Data entries
::::::
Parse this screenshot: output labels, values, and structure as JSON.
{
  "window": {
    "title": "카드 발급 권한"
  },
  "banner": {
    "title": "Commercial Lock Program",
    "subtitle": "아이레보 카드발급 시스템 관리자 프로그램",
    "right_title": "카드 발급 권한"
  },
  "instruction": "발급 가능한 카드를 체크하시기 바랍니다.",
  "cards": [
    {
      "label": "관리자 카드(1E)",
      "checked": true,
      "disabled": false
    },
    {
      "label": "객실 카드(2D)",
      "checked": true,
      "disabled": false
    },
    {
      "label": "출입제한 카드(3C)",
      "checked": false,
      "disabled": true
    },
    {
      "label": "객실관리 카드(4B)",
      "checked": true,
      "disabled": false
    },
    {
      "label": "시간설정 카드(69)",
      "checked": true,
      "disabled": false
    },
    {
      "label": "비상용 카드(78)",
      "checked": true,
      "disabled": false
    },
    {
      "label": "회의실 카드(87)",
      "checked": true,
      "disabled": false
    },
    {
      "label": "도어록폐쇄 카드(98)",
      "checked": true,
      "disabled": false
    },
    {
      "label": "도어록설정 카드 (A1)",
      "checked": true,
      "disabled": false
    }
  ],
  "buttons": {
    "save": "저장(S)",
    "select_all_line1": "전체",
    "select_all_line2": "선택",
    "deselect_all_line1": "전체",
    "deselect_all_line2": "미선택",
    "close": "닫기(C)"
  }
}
::::::
▸ Request:
Repeat each of the entries above precisely as given.

▸ Output for this task:
Parse this screenshot: output labels, values, and structure as JSON.
{
  "window": {
    "title": "카드 발급 권한"
  },
  "banner": {
    "title": "Commercial Lock Program",
    "subtitle": "아이레보 카드발급 시스템 관리자 프로그램",
    "right_title": "카드 발급 권한"
  },
  "instruction": "발급 가능한 카드를 체크하시기 바랍니다.",
  "cards": [
    {
      "label": "관리자 카드(1E)",
      "checked": true,
      "disabled": false
    },
    {
      "label": "객실 카드(2D)",
      "checked": true,
      "disabled": false
    },
    {
      "label": "출입제한 카드(3C)",
      "checked": false,
      "disabled": true
    },
    {
      "label": "객실관리 카드(4B)",
      "checked": true,
      "disabled": false
    },
    {
      "label": "시간설정 카드(69)",
      "checked": true,
      "disabled": false
    },
    {
      "label": "비상용 카드(78)",
      "checked": true,
      "disabled": false
    },
    {
      "label": "회의실 카드(87)",
      "checked": true,
      "disabled": false
    },
    {
      "label": "도어록폐쇄 카드(98)",
      "checked": true,
      "disabled": false
    },
    {
      "label": "도어록설정 카드 (A1)",
      "checked": true,
      "disabled": false
    }
  ],
  "buttons": {
    "save": "저장(S)",
    "select_all_line1": "전체",
    "select_all_line2": "선택",
    "deselect_all_line1": "전체",
    "deselect_all_line2": "미선택",
    "close": "닫기(C)"
  }
}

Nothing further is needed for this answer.